[WORK TO COMPLETE]
Copy out every record precisely.
>> start INPUT FOR THIS TASK
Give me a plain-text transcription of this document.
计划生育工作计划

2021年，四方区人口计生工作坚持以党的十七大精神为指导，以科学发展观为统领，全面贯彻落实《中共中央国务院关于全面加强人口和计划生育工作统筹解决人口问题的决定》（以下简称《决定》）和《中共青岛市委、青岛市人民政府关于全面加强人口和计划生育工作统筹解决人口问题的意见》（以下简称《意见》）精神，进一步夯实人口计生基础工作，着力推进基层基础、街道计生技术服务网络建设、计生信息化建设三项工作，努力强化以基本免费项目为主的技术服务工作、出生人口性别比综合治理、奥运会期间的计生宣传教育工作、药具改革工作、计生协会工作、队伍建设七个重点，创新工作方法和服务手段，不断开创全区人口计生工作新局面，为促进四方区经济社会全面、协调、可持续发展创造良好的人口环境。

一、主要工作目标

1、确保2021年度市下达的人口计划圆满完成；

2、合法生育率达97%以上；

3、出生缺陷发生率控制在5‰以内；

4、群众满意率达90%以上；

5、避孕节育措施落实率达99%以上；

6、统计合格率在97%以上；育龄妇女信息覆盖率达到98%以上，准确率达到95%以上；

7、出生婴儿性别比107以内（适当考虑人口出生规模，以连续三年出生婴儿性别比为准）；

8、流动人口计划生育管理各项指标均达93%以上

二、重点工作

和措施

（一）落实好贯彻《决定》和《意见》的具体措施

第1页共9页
>> end INPUT FOR THIS TASK
[OUTPUT FOR THIS EXERCISE]
Give me a plain-text transcription of this document.
计划生育工作计划

2021年，四方区人口计生工作坚持以党的十七大精神为指导，以科学发展观为统领，全面贯彻落实《中共中央国务院关于全面加强人口和计划生育工作统筹解决人口问题的决定》（以下简称《决定》）和《中共青岛市委、青岛市人民政府关于全面加强人口和计划生育工作统筹解决人口问题的意见》（以下简称《意见》）精神，进一步夯实人口计生基础工作，着力推进基层基础、街道计生技术服务网络建设、计生信息化建设三项工作，努力强化以基本免费项目为主的技术服务工作、出生人口性别比综合治理、奥运会期间的计生宣传教育工作、药具改革工作、计生协会工作、队伍建设七个重点，创新工作方法和服务手段，不断开创全区人口计生工作新局面，为促进四方区经济社会全面、协调、可持续发展创造良好的人口环境。

一、主要工作目标

1、确保2021年度市下达的人口计划圆满完成；

2、合法生育率达97%以上；

3、出生缺陷发生率控制在5‰以内；

4、群众满意率达90%以上；

5、避孕节育措施落实率达99%以上；

6、统计合格率在97%以上；育龄妇女信息覆盖率达到98%以上，准确率达到95%以上；

7、出生婴儿性别比107以内（适当考虑人口出生规模，以连续三年出生婴儿性别比为准）；

8、流动人口计划生育管理各项指标均达93%以上

二、重点工作

和措施

（一）落实好贯彻《决定》和《意见》的具体措施

第1页共9页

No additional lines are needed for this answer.